- CHALLENGE -
Omit the images, then output each of the records below exactly.

- PROVIDED ENTRIES -
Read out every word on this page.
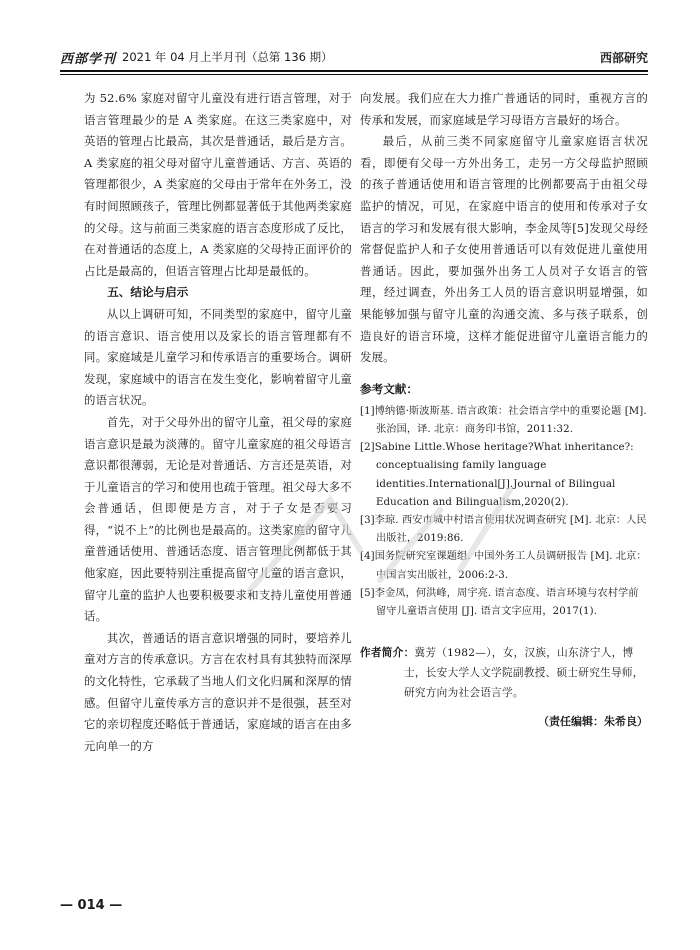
西部学刊 2021 年 04 月上半月刊（总第 136 期）	西部研究

为 52.6% 家庭对留守儿童没有进行语言管理，对于语言管理最少的是 A 类家庭。在这三类家庭中，对英语的管理占比最高，其次是普通话，最后是方言。A 类家庭的祖父母对留守儿童普通话、方言、英语的管理都很少，A 类家庭的父母由于常年在外务工，没有时间照顾孩子，管理比例都显著低于其他两类家庭的父母。这与前面三类家庭的语言态度形成了反比，在对普通话的态度上，A 类家庭的父母持正面评价的占比是最高的，但语言管理占比却是最低的。

五、结论与启示

从以上调研可知，不同类型的家庭中，留守儿童的语言意识、语言使用以及家长的语言管理都有不同。家庭域是儿童学习和传承语言的重要场合。调研发现，家庭域中的语言在发生变化，影响着留守儿童的语言状况。

首先，对于父母外出的留守儿童，祖父母的家庭语言意识是最为淡薄的。留守儿童家庭的祖父母语言意识都很薄弱，无论是对普通话、方言还是英语，对于儿童语言的学习和使用也疏于管理。祖父母大多不会普通话，但即便是方言，对于子女是否要习得，“说不上”的比例也是最高的。这类家庭的留守儿童普通话使用、普通话态度、语言管理比例都低于其他家庭，因此要特别注重提高留守儿童的语言意识，留守儿童的监护人也要积极要求和支持儿童使用普通话。

其次，普通话的语言意识增强的同时，要培养儿童对方言的传承意识。方言在农村具有其独特而深厚的文化特性，它承载了当地人们文化归属和深厚的情感。但留守儿童传承方言的意识并不是很强，甚至对它的亲切程度还略低于普通话，家庭域的语言在由多元向单一的方

向发展。我们应在大力推广普通话的同时，重视方言的传承和发展，而家庭域是学习母语方言最好的场合。

最后，从前三类不同家庭留守儿童家庭语言状况看，即便有父母一方外出务工，走另一方父母监护照顾的孩子普通话使用和语言管理的比例都要高于由祖父母监护的情况，可见，在家庭中语言的使用和传承对子女语言的学习和发展有很大影响，李金凤等[5]发现父母经常督促监护人和子女使用普通话可以有效促进儿童使用普通话。因此，要加强外出务工人员对子女语言的管理，经过调查，外出务工人员的语言意识明显增强，如果能够加强与留守儿童的沟通交流、多与孩子联系，创造良好的语言环境，这样才能促进留守儿童语言能力的发展。

参考文献：

[1]博纳德·斯波斯基. 语言政策：社会语言学中的重要论题 [M]. 张治国，译. 北京：商务印书馆，2011:32.

[2]Sabine Little.Whose heritage?What inheritance?: conceptualising family language identities.International[J].Journal of Bilingual Education and Bilingualism,2020(2).

[3]李琼. 西安市城中村语言使用状况调查研究 [M]. 北京：人民出版社，2019:86.

[4]国务院研究室课题组. 中国外务工人员调研报告 [M]. 北京：中国言实出版社，2006:2-3.

[5]李金凤，何洪峰，周宇亮. 语言态度、语言环境与农村学前留守儿童语言使用 [J]. 语言文字应用，2017(1).

作者简介：冀芳（1982—），女，汉族，山东济宁人，博士，长安大学人文学院副教授、硕士研究生导师，研究方向为社会语言学。
（责任编辑：朱希良）
— 014 —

- RESULT OF THIS EXERCISE -
Read out every word on this page.
西部学刊 2021 年 04 月上半月刊（总第 136 期）	西部研究

为 52.6% 家庭对留守儿童没有进行语言管理，对于语言管理最少的是 A 类家庭。在这三类家庭中，对英语的管理占比最高，其次是普通话，最后是方言。A 类家庭的祖父母对留守儿童普通话、方言、英语的管理都很少，A 类家庭的父母由于常年在外务工，没有时间照顾孩子，管理比例都显著低于其他两类家庭的父母。这与前面三类家庭的语言态度形成了反比，在对普通话的态度上，A 类家庭的父母持正面评价的占比是最高的，但语言管理占比却是最低的。

五、结论与启示

从以上调研可知，不同类型的家庭中，留守儿童的语言意识、语言使用以及家长的语言管理都有不同。家庭域是儿童学习和传承语言的重要场合。调研发现，家庭域中的语言在发生变化，影响着留守儿童的语言状况。

首先，对于父母外出的留守儿童，祖父母的家庭语言意识是最为淡薄的。留守儿童家庭的祖父母语言意识都很薄弱，无论是对普通话、方言还是英语，对于儿童语言的学习和使用也疏于管理。祖父母大多不会普通话，但即便是方言，对于子女是否要习得，“说不上”的比例也是最高的。这类家庭的留守儿童普通话使用、普通话态度、语言管理比例都低于其他家庭，因此要特别注重提高留守儿童的语言意识，留守儿童的监护人也要积极要求和支持儿童使用普通话。

其次，普通话的语言意识增强的同时，要培养儿童对方言的传承意识。方言在农村具有其独特而深厚的文化特性，它承载了当地人们文化归属和深厚的情感。但留守儿童传承方言的意识并不是很强，甚至对它的亲切程度还略低于普通话，家庭域的语言在由多元向单一的方

向发展。我们应在大力推广普通话的同时，重视方言的传承和发展，而家庭域是学习母语方言最好的场合。

最后，从前三类不同家庭留守儿童家庭语言状况看，即便有父母一方外出务工，走另一方父母监护照顾的孩子普通话使用和语言管理的比例都要高于由祖父母监护的情况，可见，在家庭中语言的使用和传承对子女语言的学习和发展有很大影响，李金凤等[5]发现父母经常督促监护人和子女使用普通话可以有效促进儿童使用普通话。因此，要加强外出务工人员对子女语言的管理，经过调查，外出务工人员的语言意识明显增强，如果能够加强与留守儿童的沟通交流、多与孩子联系，创造良好的语言环境，这样才能促进留守儿童语言能力的发展。

参考文献：

[1]博纳德·斯波斯基. 语言政策：社会语言学中的重要论题 [M]. 张治国，译. 北京：商务印书馆，2011:32.

[2]Sabine Little.Whose heritage?What inheritance?: conceptualising family language identities.International[J].Journal of Bilingual Education and Bilingualism,2020(2).

[3]李琼. 西安市城中村语言使用状况调查研究 [M]. 北京：人民出版社，2019:86.

[4]国务院研究室课题组. 中国外务工人员调研报告 [M]. 北京：中国言实出版社，2006:2-3.

[5]李金凤，何洪峰，周宇亮. 语言态度、语言环境与农村学前留守儿童语言使用 [J]. 语言文字应用，2017(1).

作者简介：冀芳（1982—），女，汉族，山东济宁人，博士，长安大学人文学院副教授、硕士研究生导师，研究方向为社会语言学。
（责任编辑：朱希良）
— 014 —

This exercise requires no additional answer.